My Car Buying Experience: An Open Letter to Dealerships

Posted by Whitney Williams on Jun 19, 2023 12:12:21 PM



It finally happened.

My 2005 Chrysler Pacifica left us on the side of the road (again), and our mechanic delivered the news that I knew would eventually come: this fix was going to cost more than the car was worth. 

After all these faithful years, my Pacifica (affectionately named Tracy) decided to kick the can on the tail end of a chip shortage and smack dab in the middle of inflation. So what’s a girl to do?

I prayed. I meditated. I practiced deep breathing. Then I set out car shopping. And you know what? It wasn’t that bad.

Before the day was done, I’d been to four dealerships. In fairness, half of those were cringe. The other two, however, were so easy it gave me hope that car buying is moving in the right direction. 

I knew what features I needed in a car and was open to suggestions on what would work. First off, I’ve got three kids and three car seats. I preferred second-row cabin chairs so the kids could easily walk through and a third-row big enough for a real person. And leather. Please make it leather! I went in with a rough yet flexible budget.

Material »
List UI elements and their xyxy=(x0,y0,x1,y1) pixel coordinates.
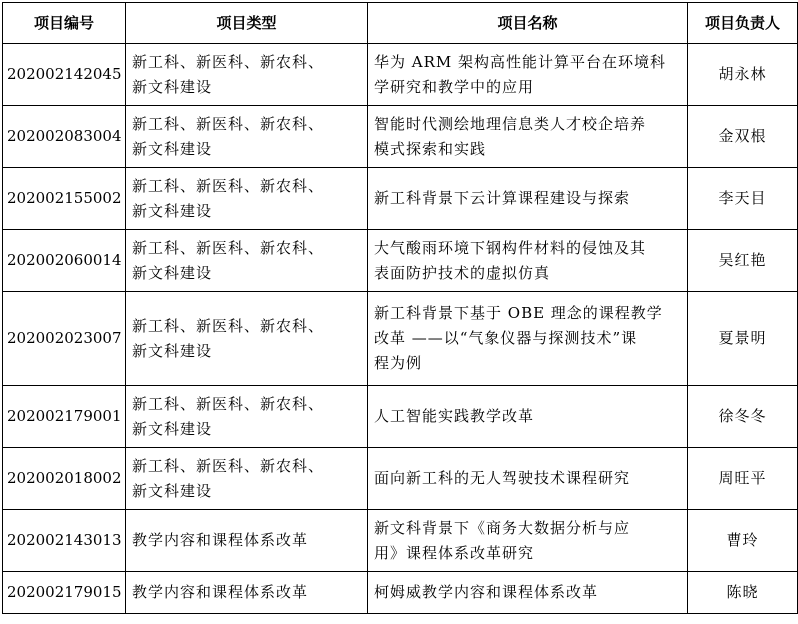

What to work on »
Set down the passage of the car-buying letter above between "Posted by Whitney" and "car was worth.", inclusive, without altering a word.

Exercise answer »
Posted by Whitney Williams on Jun 19, 2023 12:12:21 PM



It finally happened.

My 2005 Chrysler Pacifica left us on the side of the road (again), and our mechanic delivered the news that I knew would eventually come: this fix was going to cost more than the car was worth.